Print every entry word for word, but omit the pictures.

begin

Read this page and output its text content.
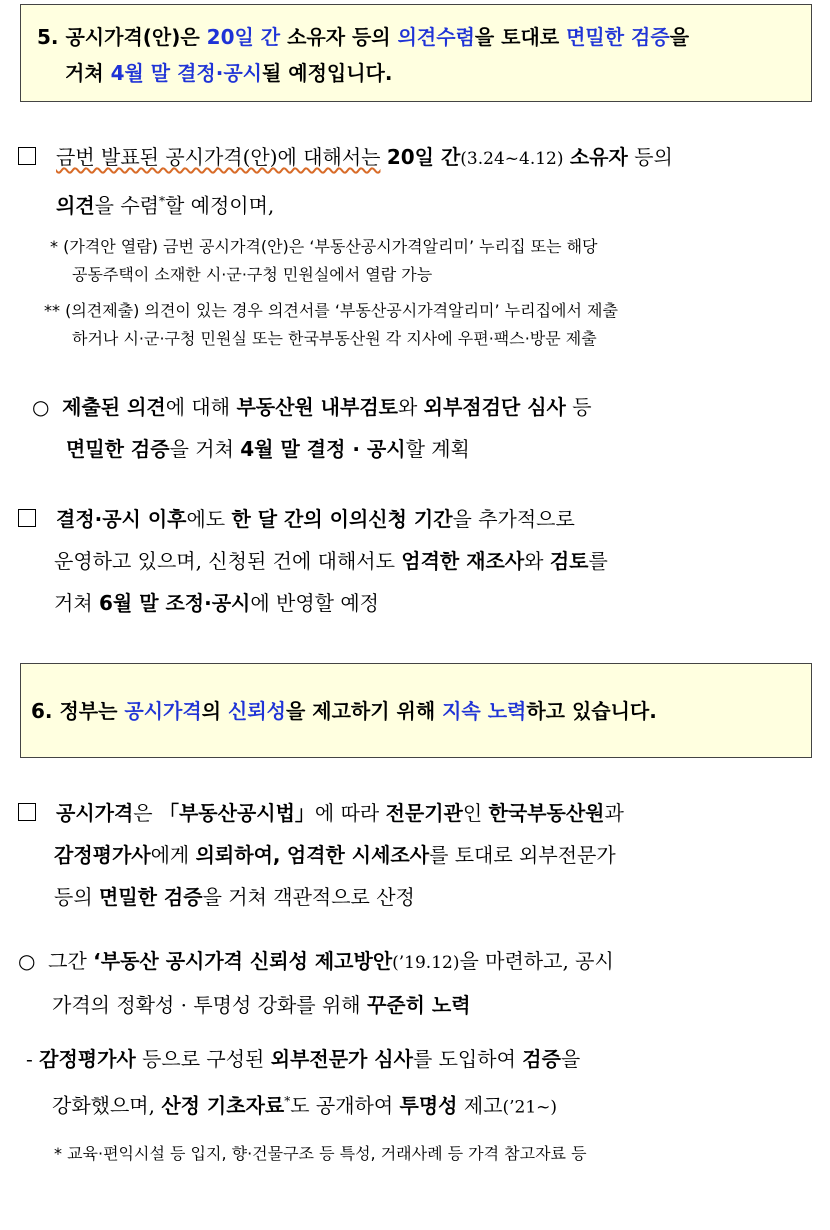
5. 공시가격(안)은 20일 간 소유자 등의 의견수렴을 토대로 면밀한 검증을
거쳐 4월 말 결정·공시될 예정입니다.
금번 발표된 공시가격(안)에 대해서는 20일 간(3.24~4.12) 소유자 등의
의견을 수렴*할 예정이며,
* (가격안 열람) 금번 공시가격(안)은 ‘부동산공시가격알리미’ 누리집 또는 해당
공동주택이 소재한 시·군·구청 민원실에서 열람 가능
** (의견제출) 의견이 있는 경우 의견서를 ‘부동산공시가격알리미’ 누리집에서 제출
하거나 시·군·구청 민원실 또는 한국부동산원 각 지사에 우편·팩스·방문 제출
○ 제출된 의견에 대해 부동산원 내부검토와 외부점검단 심사 등
면밀한 검증을 거쳐 4월 말 결정 · 공시할 계획
결정·공시 이후에도 한 달 간의 이의신청 기간을 추가적으로
운영하고 있으며, 신청된 건에 대해서도 엄격한 재조사와 검토를
거쳐 6월 말 조정·공시에 반영할 예정
6. 정부는 공시가격의 신뢰성을 제고하기 위해 지속 노력하고 있습니다.
공시가격은 「부동산공시법」에 따라 전문기관인 한국부동산원과
감정평가사에게 의뢰하여, 엄격한 시세조사를 토대로 외부전문가
등의 면밀한 검증을 거쳐 객관적으로 산정
○ 그간 ‘부동산 공시가격 신뢰성 제고방안(’19.12)을 마련하고, 공시
가격의 정확성 · 투명성 강화를 위해 꾸준히 노력
- 감정평가사 등으로 구성된 외부전문가 심사를 도입하여 검증을
강화했으며, 산정 기초자료*도 공개하여 투명성 제고(’21~)
* 교육·편익시설 등 입지, 향·건물구조 등 특성, 거래사례 등 가격 참고자료 등
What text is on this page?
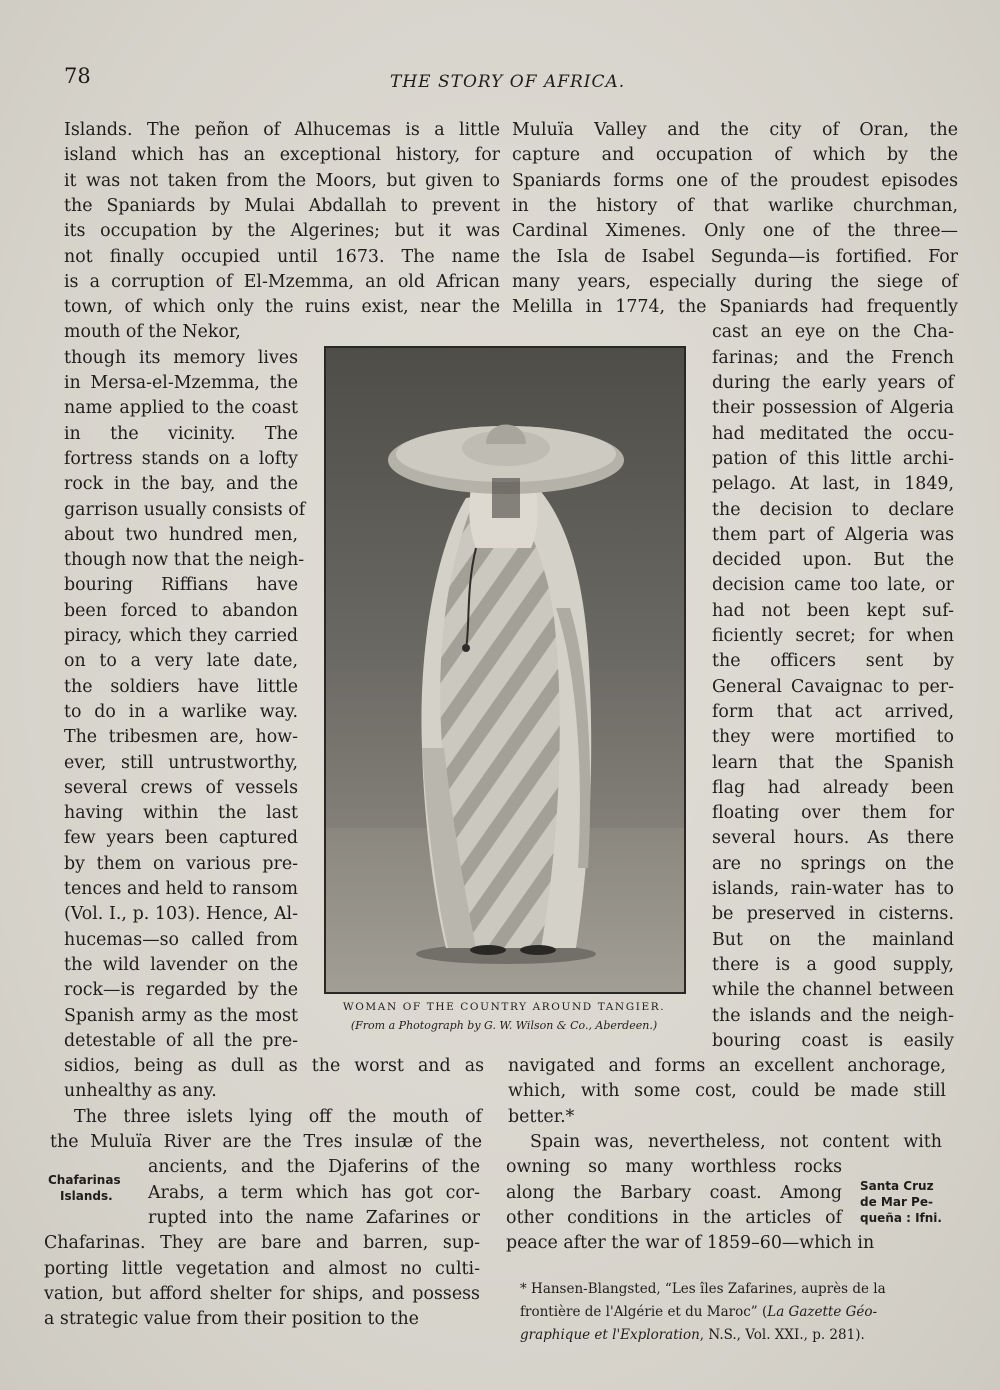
78	THE STORY OF AFRICA.
Islands. The peñon of Alhucemas is a little
island which has an exceptional history, for
it was not taken from the Moors, but given to
the Spaniards by Mulai Abdallah to prevent
its occupation by the Algerines; but it was
not finally occupied until 1673. The name
is a corruption of El-Mzemma, an old African
town, of which only the ruins exist, near the
mouth of the Nekor,
though its memory lives
in Mersa-el-Mzemma, the
name applied to the coast
in the vicinity. The
fortress stands on a lofty
rock in the bay, and the
garrison usually consists of
about two hundred men,
though now that the neigh-
bouring Riffians have
been forced to abandon
piracy, which they carried
on to a very late date,
the soldiers have little
to do in a warlike way.
The tribesmen are, how-
ever, still untrustworthy,
several crews of vessels
having within the last
few years been captured
by them on various pre-
tences and held to ransom
(Vol. I., p. 103). Hence, Al-
hucemas—so called from
the wild lavender on the
rock—is regarded by the
Spanish army as the most
detestable of all the pre-
sidios, being as dull as the worst and as
unhealthy as any.
The three islets lying off the mouth of
the Muluïa River are the Tres insulæ of the
ancients, and the Djaferins of the
Arabs, a term which has got cor-
rupted into the name Zafarines or
Chafarinas. They are bare and barren, sup-
porting little vegetation and almost no culti-
vation, but afford shelter for ships, and possess
a strategic value from their position to the
Muluïa Valley and the city of Oran, the
capture and occupation of which by the
Spaniards forms one of the proudest episodes
in the history of that warlike churchman,
Cardinal Ximenes. Only one of the three—
the Isla de Isabel Segunda—is fortified. For
many years, especially during the siege of
Melilla in 1774, the Spaniards had frequently
cast an eye on the Cha-
farinas; and the French
during the early years of
their possession of Algeria
had meditated the occu-
pation of this little archi-
pelago. At last, in 1849,
the decision to declare
them part of Algeria was
decided upon. But the
decision came too late, or
had not been kept suf-
ficiently secret; for when
the officers sent by
General Cavaignac to per-
form that act arrived,
they were mortified to
learn that the Spanish
flag had already been
floating over them for
several hours. As there
are no springs on the
islands, rain-water has to
be preserved in cisterns.
But on the mainland
there is a good supply,
while the channel between
the islands and the neigh-
bouring coast is easily
navigated and forms an excellent anchorage,
which, with some cost, could be made still
better.*
Spain was, nevertheless, not content with
owning so many worthless rocks
along the Barbary coast. Among
other conditions in the articles of
peace after the war of 1859–60—which in
WOMAN OF THE COUNTRY AROUND TANGIER.
(From a Photograph by G. W. Wilson & Co., Aberdeen.)
Chafarinas
Islands.
Santa Cruz
de Mar Pe-
queña : Ifni.
* Hansen-Blangsted, “Les îles Zafarines, auprès de la
frontière de l'Algérie et du Maroc” (La Gazette Géo-
graphique et l'Exploration, N.S., Vol. XXI., p. 281).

end

### SOLVED PROBLEM:
Read this page and output its text content.
5. 공시가격(안)은 20일 간 소유자 등의 의견수렴을 토대로 면밀한 검증을
거쳐 4월 말 결정·공시될 예정입니다.
금번 발표된 공시가격(안)에 대해서는 20일 간(3.24~4.12) 소유자 등의
의견을 수렴*할 예정이며,
* (가격안 열람) 금번 공시가격(안)은 ‘부동산공시가격알리미’ 누리집 또는 해당
공동주택이 소재한 시·군·구청 민원실에서 열람 가능
** (의견제출) 의견이 있는 경우 의견서를 ‘부동산공시가격알리미’ 누리집에서 제출
하거나 시·군·구청 민원실 또는 한국부동산원 각 지사에 우편·팩스·방문 제출
○ 제출된 의견에 대해 부동산원 내부검토와 외부점검단 심사 등
면밀한 검증을 거쳐 4월 말 결정 · 공시할 계획
결정·공시 이후에도 한 달 간의 이의신청 기간을 추가적으로
운영하고 있으며, 신청된 건에 대해서도 엄격한 재조사와 검토를
거쳐 6월 말 조정·공시에 반영할 예정
6. 정부는 공시가격의 신뢰성을 제고하기 위해 지속 노력하고 있습니다.
공시가격은 「부동산공시법」에 따라 전문기관인 한국부동산원과
감정평가사에게 의뢰하여, 엄격한 시세조사를 토대로 외부전문가
등의 면밀한 검증을 거쳐 객관적으로 산정
○ 그간 ‘부동산 공시가격 신뢰성 제고방안(’19.12)을 마련하고, 공시
가격의 정확성 · 투명성 강화를 위해 꾸준히 노력
- 감정평가사 등으로 구성된 외부전문가 심사를 도입하여 검증을
강화했으며, 산정 기초자료*도 공개하여 투명성 제고(’21~)
* 교육·편익시설 등 입지, 향·건물구조 등 특성, 거래사례 등 가격 참고자료 등
What text is on this page?
78	THE STORY OF AFRICA.
Islands. The peñon of Alhucemas is a little
island which has an exceptional history, for
it was not taken from the Moors, but given to
the Spaniards by Mulai Abdallah to prevent
its occupation by the Algerines; but it was
not finally occupied until 1673. The name
is a corruption of El-Mzemma, an old African
town, of which only the ruins exist, near the
mouth of the Nekor,
though its memory lives
in Mersa-el-Mzemma, the
name applied to the coast
in the vicinity. The
fortress stands on a lofty
rock in the bay, and the
garrison usually consists of
about two hundred men,
though now that the neigh-
bouring Riffians have
been forced to abandon
piracy, which they carried
on to a very late date,
the soldiers have little
to do in a warlike way.
The tribesmen are, how-
ever, still untrustworthy,
several crews of vessels
having within the last
few years been captured
by them on various pre-
tences and held to ransom
(Vol. I., p. 103). Hence, Al-
hucemas—so called from
the wild lavender on the
rock—is regarded by the
Spanish army as the most
detestable of all the pre-
sidios, being as dull as the worst and as
unhealthy as any.
The three islets lying off the mouth of
the Muluïa River are the Tres insulæ of the
ancients, and the Djaferins of the
Arabs, a term which has got cor-
rupted into the name Zafarines or
Chafarinas. They are bare and barren, sup-
porting little vegetation and almost no culti-
vation, but afford shelter for ships, and possess
a strategic value from their position to the
Muluïa Valley and the city of Oran, the
capture and occupation of which by the
Spaniards forms one of the proudest episodes
in the history of that warlike churchman,
Cardinal Ximenes. Only one of the three—
the Isla de Isabel Segunda—is fortified. For
many years, especially during the siege of
Melilla in 1774, the Spaniards had frequently
cast an eye on the Cha-
farinas; and the French
during the early years of
their possession of Algeria
had meditated the occu-
pation of this little archi-
pelago. At last, in 1849,
the decision to declare
them part of Algeria was
decided upon. But the
decision came too late, or
had not been kept suf-
ficiently secret; for when
the officers sent by
General Cavaignac to per-
form that act arrived,
they were mortified to
learn that the Spanish
flag had already been
floating over them for
several hours. As there
are no springs on the
islands, rain-water has to
be preserved in cisterns.
But on the mainland
there is a good supply,
while the channel between
the islands and the neigh-
bouring coast is easily
navigated and forms an excellent anchorage,
which, with some cost, could be made still
better.*
Spain was, nevertheless, not content with
owning so many worthless rocks
along the Barbary coast. Among
other conditions in the articles of
peace after the war of 1859–60—which in
WOMAN OF THE COUNTRY AROUND TANGIER.
(From a Photograph by G. W. Wilson & Co., Aberdeen.)
Chafarinas
Islands.
Santa Cruz
de Mar Pe-
queña : Ifni.
* Hansen-Blangsted, “Les îles Zafarines, auprès de la
frontière de l'Algérie et du Maroc” (La Gazette Géo-
graphique et l'Exploration, N.S., Vol. XXI., p. 281).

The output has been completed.